### TO BE DONE
Set the listing down again in full, word for word, with the pictures left out.

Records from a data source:
==========

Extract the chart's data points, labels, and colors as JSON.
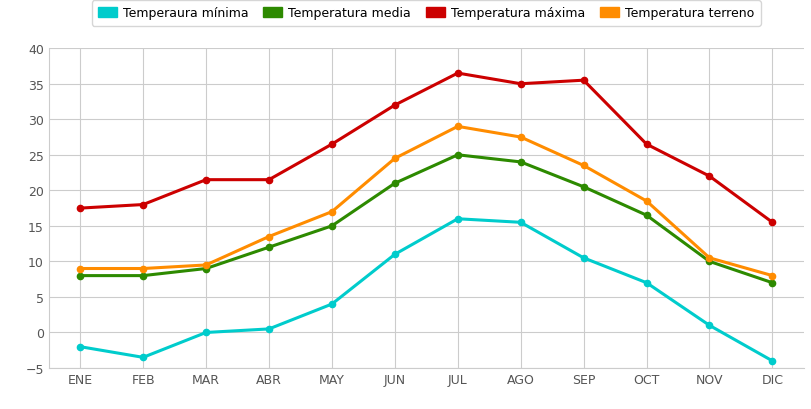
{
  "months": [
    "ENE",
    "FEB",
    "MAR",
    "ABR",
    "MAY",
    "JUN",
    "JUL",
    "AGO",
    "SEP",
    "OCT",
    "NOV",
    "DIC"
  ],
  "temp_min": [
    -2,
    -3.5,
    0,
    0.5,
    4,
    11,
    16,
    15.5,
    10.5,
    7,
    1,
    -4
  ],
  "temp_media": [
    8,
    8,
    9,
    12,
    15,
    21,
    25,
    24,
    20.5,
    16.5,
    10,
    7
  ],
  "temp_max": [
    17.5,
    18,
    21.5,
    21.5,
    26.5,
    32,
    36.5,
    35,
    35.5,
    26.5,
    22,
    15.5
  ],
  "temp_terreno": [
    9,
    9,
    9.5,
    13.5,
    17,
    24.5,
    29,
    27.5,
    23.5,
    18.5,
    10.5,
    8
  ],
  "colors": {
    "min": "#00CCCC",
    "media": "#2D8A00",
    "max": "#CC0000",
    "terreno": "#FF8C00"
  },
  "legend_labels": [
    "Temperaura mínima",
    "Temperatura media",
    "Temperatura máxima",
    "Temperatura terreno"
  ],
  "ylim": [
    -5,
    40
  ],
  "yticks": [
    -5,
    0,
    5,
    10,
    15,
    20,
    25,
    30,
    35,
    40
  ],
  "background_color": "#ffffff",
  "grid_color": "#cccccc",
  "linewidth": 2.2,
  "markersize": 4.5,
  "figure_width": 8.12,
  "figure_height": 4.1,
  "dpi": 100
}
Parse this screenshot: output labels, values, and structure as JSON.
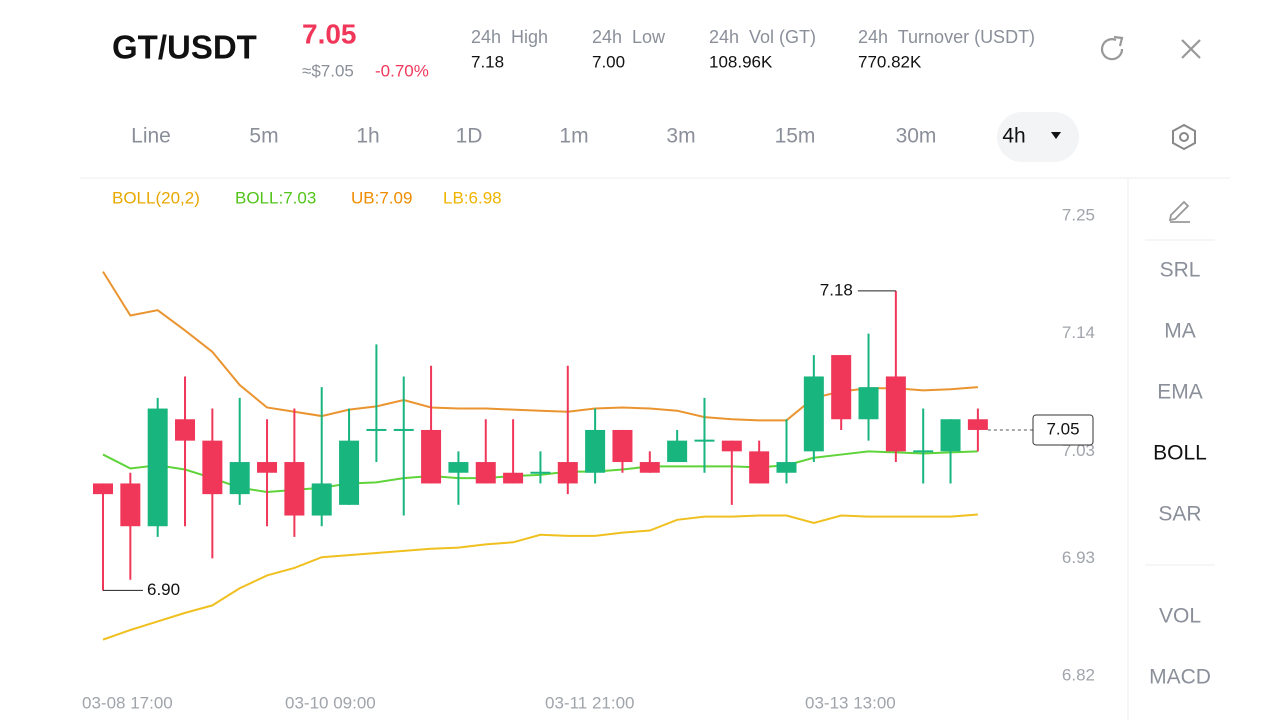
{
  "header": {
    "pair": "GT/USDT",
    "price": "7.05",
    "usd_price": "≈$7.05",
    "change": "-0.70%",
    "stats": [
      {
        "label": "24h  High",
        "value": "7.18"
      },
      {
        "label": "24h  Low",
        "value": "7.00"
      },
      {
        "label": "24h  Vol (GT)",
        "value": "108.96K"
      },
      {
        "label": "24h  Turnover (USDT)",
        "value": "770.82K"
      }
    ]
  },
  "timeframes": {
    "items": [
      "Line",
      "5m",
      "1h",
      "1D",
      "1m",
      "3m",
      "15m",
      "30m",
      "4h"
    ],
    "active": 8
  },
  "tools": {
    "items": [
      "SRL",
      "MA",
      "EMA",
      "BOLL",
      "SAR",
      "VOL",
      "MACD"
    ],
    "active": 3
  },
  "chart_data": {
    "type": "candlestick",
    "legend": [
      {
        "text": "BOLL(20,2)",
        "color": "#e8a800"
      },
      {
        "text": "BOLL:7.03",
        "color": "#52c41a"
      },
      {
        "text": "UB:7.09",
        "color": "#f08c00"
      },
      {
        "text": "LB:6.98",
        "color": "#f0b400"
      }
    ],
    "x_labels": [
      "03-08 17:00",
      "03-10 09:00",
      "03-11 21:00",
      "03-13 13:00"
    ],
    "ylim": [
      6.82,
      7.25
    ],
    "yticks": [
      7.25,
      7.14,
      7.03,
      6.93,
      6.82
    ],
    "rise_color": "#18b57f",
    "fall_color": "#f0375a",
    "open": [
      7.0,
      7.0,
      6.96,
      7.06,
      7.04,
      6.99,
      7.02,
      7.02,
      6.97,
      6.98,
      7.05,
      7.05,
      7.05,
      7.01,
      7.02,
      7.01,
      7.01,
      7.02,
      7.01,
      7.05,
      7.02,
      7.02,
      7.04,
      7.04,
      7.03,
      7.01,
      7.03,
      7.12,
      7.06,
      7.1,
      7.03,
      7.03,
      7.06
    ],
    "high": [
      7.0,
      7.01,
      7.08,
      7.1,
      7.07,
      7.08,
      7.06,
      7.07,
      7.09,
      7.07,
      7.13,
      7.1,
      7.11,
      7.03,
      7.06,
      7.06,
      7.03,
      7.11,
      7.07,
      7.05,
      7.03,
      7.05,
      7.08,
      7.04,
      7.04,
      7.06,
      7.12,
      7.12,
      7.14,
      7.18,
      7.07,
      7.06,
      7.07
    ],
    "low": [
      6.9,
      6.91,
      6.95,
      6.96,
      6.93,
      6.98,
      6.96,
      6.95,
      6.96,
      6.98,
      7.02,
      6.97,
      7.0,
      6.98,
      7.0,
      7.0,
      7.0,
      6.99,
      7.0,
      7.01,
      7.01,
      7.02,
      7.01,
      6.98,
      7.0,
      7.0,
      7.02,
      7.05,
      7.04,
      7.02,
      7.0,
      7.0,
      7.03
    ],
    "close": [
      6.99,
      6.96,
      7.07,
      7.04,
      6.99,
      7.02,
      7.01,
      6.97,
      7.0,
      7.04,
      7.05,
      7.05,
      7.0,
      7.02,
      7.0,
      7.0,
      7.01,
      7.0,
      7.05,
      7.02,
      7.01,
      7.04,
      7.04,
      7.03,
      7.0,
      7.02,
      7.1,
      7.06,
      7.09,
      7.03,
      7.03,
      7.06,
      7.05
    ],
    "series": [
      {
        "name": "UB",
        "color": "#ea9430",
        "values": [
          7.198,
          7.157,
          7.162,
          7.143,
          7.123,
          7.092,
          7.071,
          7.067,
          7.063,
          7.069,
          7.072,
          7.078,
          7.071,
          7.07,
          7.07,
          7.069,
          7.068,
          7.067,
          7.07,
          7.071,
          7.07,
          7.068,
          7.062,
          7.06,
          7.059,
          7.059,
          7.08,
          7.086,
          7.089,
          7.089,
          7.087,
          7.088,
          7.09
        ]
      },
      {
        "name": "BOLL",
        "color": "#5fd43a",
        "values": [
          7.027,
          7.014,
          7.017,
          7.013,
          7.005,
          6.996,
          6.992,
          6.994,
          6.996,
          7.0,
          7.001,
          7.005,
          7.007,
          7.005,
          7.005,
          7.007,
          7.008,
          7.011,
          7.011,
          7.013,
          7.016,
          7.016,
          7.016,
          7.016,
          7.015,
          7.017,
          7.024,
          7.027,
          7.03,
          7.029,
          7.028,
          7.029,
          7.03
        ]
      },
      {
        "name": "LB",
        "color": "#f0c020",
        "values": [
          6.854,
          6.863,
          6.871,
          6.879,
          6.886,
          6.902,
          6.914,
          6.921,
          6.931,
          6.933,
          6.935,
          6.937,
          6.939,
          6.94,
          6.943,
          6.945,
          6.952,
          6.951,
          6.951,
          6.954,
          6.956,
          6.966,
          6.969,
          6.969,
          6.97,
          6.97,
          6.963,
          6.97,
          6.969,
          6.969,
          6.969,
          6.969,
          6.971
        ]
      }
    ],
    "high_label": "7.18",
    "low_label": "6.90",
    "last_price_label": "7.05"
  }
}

==========

### RESPONSE TO THE TASK
Extract the chart's data points, labels, and colors as JSON.
{
  "months": [
    "ENE",
    "FEB",
    "MAR",
    "ABR",
    "MAY",
    "JUN",
    "JUL",
    "AGO",
    "SEP",
    "OCT",
    "NOV",
    "DIC"
  ],
  "temp_min": [
    -2,
    -3.5,
    0,
    0.5,
    4,
    11,
    16,
    15.5,
    10.5,
    7,
    1,
    -4
  ],
  "temp_media": [
    8,
    8,
    9,
    12,
    15,
    21,
    25,
    24,
    20.5,
    16.5,
    10,
    7
  ],
  "temp_max": [
    17.5,
    18,
    21.5,
    21.5,
    26.5,
    32,
    36.5,
    35,
    35.5,
    26.5,
    22,
    15.5
  ],
  "temp_terreno": [
    9,
    9,
    9.5,
    13.5,
    17,
    24.5,
    29,
    27.5,
    23.5,
    18.5,
    10.5,
    8
  ],
  "colors": {
    "min": "#00CCCC",
    "media": "#2D8A00",
    "max": "#CC0000",
    "terreno": "#FF8C00"
  },
  "legend_labels": [
    "Temperaura mínima",
    "Temperatura media",
    "Temperatura máxima",
    "Temperatura terreno"
  ],
  "ylim": [
    -5,
    40
  ],
  "yticks": [
    -5,
    0,
    5,
    10,
    15,
    20,
    25,
    30,
    35,
    40
  ],
  "background_color": "#ffffff",
  "grid_color": "#cccccc",
  "linewidth": 2.2,
  "markersize": 4.5,
  "figure_width": 8.12,
  "figure_height": 4.1,
  "dpi": 100
}
Parse this screenshot: output labels, values, and structure as JSON.
{
  "header": {
    "pair": "GT/USDT",
    "price": "7.05",
    "usd_price": "≈$7.05",
    "change": "-0.70%",
    "stats": [
      {
        "label": "24h  High",
        "value": "7.18"
      },
      {
        "label": "24h  Low",
        "value": "7.00"
      },
      {
        "label": "24h  Vol (GT)",
        "value": "108.96K"
      },
      {
        "label": "24h  Turnover (USDT)",
        "value": "770.82K"
      }
    ]
  },
  "timeframes": {
    "items": [
      "Line",
      "5m",
      "1h",
      "1D",
      "1m",
      "3m",
      "15m",
      "30m",
      "4h"
    ],
    "active": 8
  },
  "tools": {
    "items": [
      "SRL",
      "MA",
      "EMA",
      "BOLL",
      "SAR",
      "VOL",
      "MACD"
    ],
    "active": 3
  },
  "chart_data": {
    "type": "candlestick",
    "legend": [
      {
        "text": "BOLL(20,2)",
        "color": "#e8a800"
      },
      {
        "text": "BOLL:7.03",
        "color": "#52c41a"
      },
      {
        "text": "UB:7.09",
        "color": "#f08c00"
      },
      {
        "text": "LB:6.98",
        "color": "#f0b400"
      }
    ],
    "x_labels": [
      "03-08 17:00",
      "03-10 09:00",
      "03-11 21:00",
      "03-13 13:00"
    ],
    "ylim": [
      6.82,
      7.25
    ],
    "yticks": [
      7.25,
      7.14,
      7.03,
      6.93,
      6.82
    ],
    "rise_color": "#18b57f",
    "fall_color": "#f0375a",
    "open": [
      7.0,
      7.0,
      6.96,
      7.06,
      7.04,
      6.99,
      7.02,
      7.02,
      6.97,
      6.98,
      7.05,
      7.05,
      7.05,
      7.01,
      7.02,
      7.01,
      7.01,
      7.02,
      7.01,
      7.05,
      7.02,
      7.02,
      7.04,
      7.04,
      7.03,
      7.01,
      7.03,
      7.12,
      7.06,
      7.1,
      7.03,
      7.03,
      7.06
    ],
    "high": [
      7.0,
      7.01,
      7.08,
      7.1,
      7.07,
      7.08,
      7.06,
      7.07,
      7.09,
      7.07,
      7.13,
      7.1,
      7.11,
      7.03,
      7.06,
      7.06,
      7.03,
      7.11,
      7.07,
      7.05,
      7.03,
      7.05,
      7.08,
      7.04,
      7.04,
      7.06,
      7.12,
      7.12,
      7.14,
      7.18,
      7.07,
      7.06,
      7.07
    ],
    "low": [
      6.9,
      6.91,
      6.95,
      6.96,
      6.93,
      6.98,
      6.96,
      6.95,
      6.96,
      6.98,
      7.02,
      6.97,
      7.0,
      6.98,
      7.0,
      7.0,
      7.0,
      6.99,
      7.0,
      7.01,
      7.01,
      7.02,
      7.01,
      6.98,
      7.0,
      7.0,
      7.02,
      7.05,
      7.04,
      7.02,
      7.0,
      7.0,
      7.03
    ],
    "close": [
      6.99,
      6.96,
      7.07,
      7.04,
      6.99,
      7.02,
      7.01,
      6.97,
      7.0,
      7.04,
      7.05,
      7.05,
      7.0,
      7.02,
      7.0,
      7.0,
      7.01,
      7.0,
      7.05,
      7.02,
      7.01,
      7.04,
      7.04,
      7.03,
      7.0,
      7.02,
      7.1,
      7.06,
      7.09,
      7.03,
      7.03,
      7.06,
      7.05
    ],
    "series": [
      {
        "name": "UB",
        "color": "#ea9430",
        "values": [
          7.198,
          7.157,
          7.162,
          7.143,
          7.123,
          7.092,
          7.071,
          7.067,
          7.063,
          7.069,
          7.072,
          7.078,
          7.071,
          7.07,
          7.07,
          7.069,
          7.068,
          7.067,
          7.07,
          7.071,
          7.07,
          7.068,
          7.062,
          7.06,
          7.059,
          7.059,
          7.08,
          7.086,
          7.089,
          7.089,
          7.087,
          7.088,
          7.09
        ]
      },
      {
        "name": "BOLL",
        "color": "#5fd43a",
        "values": [
          7.027,
          7.014,
          7.017,
          7.013,
          7.005,
          6.996,
          6.992,
          6.994,
          6.996,
          7.0,
          7.001,
          7.005,
          7.007,
          7.005,
          7.005,
          7.007,
          7.008,
          7.011,
          7.011,
          7.013,
          7.016,
          7.016,
          7.016,
          7.016,
          7.015,
          7.017,
          7.024,
          7.027,
          7.03,
          7.029,
          7.028,
          7.029,
          7.03
        ]
      },
      {
        "name": "LB",
        "color": "#f0c020",
        "values": [
          6.854,
          6.863,
          6.871,
          6.879,
          6.886,
          6.902,
          6.914,
          6.921,
          6.931,
          6.933,
          6.935,
          6.937,
          6.939,
          6.94,
          6.943,
          6.945,
          6.952,
          6.951,
          6.951,
          6.954,
          6.956,
          6.966,
          6.969,
          6.969,
          6.97,
          6.97,
          6.963,
          6.97,
          6.969,
          6.969,
          6.969,
          6.969,
          6.971
        ]
      }
    ],
    "high_label": "7.18",
    "low_label": "6.90",
    "last_price_label": "7.05"
  }
}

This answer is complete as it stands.